> **INPUT ROWS**
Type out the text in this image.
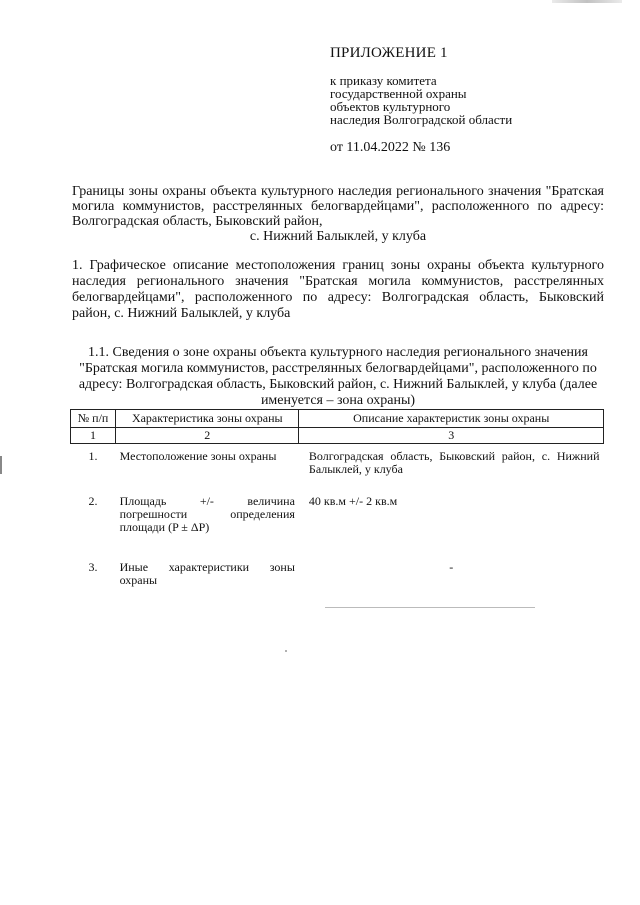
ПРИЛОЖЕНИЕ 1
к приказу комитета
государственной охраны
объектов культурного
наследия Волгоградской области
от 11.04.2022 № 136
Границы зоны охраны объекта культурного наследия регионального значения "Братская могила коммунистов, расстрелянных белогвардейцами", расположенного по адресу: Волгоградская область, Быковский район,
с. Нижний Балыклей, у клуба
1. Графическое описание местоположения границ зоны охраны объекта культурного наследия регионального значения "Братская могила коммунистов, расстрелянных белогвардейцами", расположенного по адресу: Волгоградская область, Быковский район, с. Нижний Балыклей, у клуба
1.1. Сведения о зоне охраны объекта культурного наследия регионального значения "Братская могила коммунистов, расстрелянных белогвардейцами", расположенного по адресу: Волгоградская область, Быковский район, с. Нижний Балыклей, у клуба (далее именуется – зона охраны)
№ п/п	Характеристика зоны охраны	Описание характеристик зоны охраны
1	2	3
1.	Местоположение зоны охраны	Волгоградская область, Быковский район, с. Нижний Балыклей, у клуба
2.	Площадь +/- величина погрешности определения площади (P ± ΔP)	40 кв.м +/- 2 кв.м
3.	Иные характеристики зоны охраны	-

--

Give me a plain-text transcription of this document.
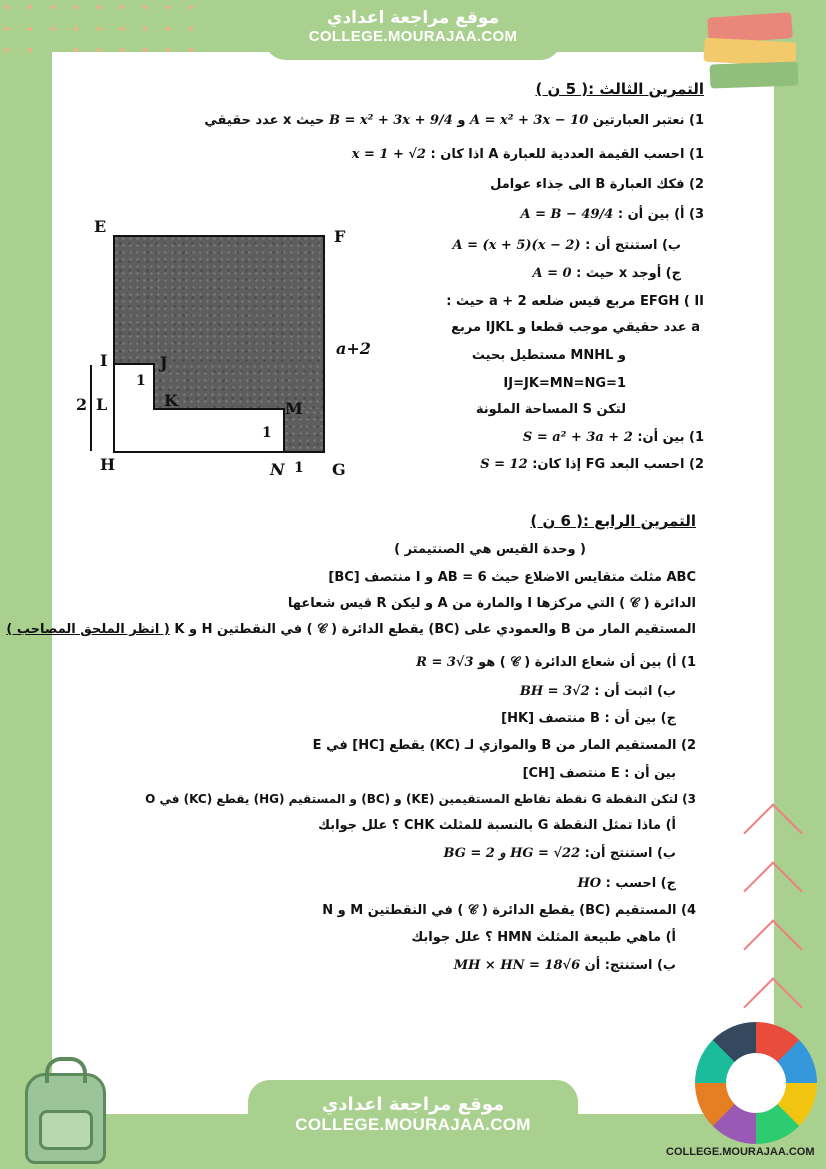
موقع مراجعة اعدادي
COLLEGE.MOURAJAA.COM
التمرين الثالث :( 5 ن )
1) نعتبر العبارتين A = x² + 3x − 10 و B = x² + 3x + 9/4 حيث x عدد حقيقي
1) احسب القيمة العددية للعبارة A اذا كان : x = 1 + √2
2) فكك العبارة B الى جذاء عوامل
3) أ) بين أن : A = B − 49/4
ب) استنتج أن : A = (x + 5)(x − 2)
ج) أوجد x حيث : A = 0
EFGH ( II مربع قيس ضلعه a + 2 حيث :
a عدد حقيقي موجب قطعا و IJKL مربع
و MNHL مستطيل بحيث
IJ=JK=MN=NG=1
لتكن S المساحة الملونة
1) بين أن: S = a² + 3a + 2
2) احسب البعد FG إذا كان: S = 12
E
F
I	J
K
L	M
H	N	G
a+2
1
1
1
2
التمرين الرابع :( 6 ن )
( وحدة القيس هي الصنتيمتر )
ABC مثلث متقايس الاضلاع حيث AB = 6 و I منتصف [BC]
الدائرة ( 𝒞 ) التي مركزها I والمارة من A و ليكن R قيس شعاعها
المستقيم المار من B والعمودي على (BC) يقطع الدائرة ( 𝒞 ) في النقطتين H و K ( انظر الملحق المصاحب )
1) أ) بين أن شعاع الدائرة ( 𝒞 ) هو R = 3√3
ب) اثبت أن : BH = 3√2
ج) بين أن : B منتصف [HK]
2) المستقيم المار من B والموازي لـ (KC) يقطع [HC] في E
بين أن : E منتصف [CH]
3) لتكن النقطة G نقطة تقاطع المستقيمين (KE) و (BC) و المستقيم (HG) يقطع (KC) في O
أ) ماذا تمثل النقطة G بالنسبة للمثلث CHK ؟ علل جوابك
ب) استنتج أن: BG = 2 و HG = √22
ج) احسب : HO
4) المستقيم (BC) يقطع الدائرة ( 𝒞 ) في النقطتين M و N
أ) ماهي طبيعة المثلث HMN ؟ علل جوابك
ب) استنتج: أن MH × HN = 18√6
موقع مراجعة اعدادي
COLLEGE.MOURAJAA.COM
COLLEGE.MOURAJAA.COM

> **OBJECTIVE**
Pull out every line in the material above where "адресу" occurs.

> **CORRECT ANSWER**
Границы зоны охраны объекта культурного наследия регионального значения "Братская могила коммунистов, расстрелянных белогвардейцами", расположенного по адресу: Волгоградская область, Быковский район,
1. Графическое описание местоположения границ зоны охраны объекта культурного наследия регионального значения "Братская могила коммунистов, расстрелянных белогвардейцами", расположенного по адресу: Волгоградская область, Быковский район, с. Нижний Балыклей, у клуба
1.1. Сведения о зоне охраны объекта культурного наследия регионального значения "Братская могила коммунистов, расстрелянных белогвардейцами", расположенного по адресу: Волгоградская область, Быковский район, с. Нижний Балыклей, у клуба (далее именуется – зона охраны)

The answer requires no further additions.